## Set exercise
Identify all lines in the listing that include the word "text", and copy them out.

[Data excerpts]
## begin
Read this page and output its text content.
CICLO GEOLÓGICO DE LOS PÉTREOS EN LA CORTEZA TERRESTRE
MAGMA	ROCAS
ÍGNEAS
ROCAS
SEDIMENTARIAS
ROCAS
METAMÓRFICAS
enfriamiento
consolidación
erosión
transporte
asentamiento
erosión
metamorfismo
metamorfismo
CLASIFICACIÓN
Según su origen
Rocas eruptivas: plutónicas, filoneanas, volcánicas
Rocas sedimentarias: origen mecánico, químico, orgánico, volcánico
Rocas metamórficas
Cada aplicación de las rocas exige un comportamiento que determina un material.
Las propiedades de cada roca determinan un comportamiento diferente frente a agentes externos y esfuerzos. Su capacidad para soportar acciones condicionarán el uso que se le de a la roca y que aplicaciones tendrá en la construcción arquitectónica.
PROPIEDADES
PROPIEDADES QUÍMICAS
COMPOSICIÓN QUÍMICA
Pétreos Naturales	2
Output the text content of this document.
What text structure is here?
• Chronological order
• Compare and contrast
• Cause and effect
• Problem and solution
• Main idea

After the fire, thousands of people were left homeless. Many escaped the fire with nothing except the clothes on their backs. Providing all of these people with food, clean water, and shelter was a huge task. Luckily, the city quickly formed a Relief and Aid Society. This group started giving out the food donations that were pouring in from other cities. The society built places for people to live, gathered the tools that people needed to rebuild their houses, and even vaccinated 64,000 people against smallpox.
## end
## Complete response
Read this page and output its text content.
Output the text content of this document.
What text structure is here?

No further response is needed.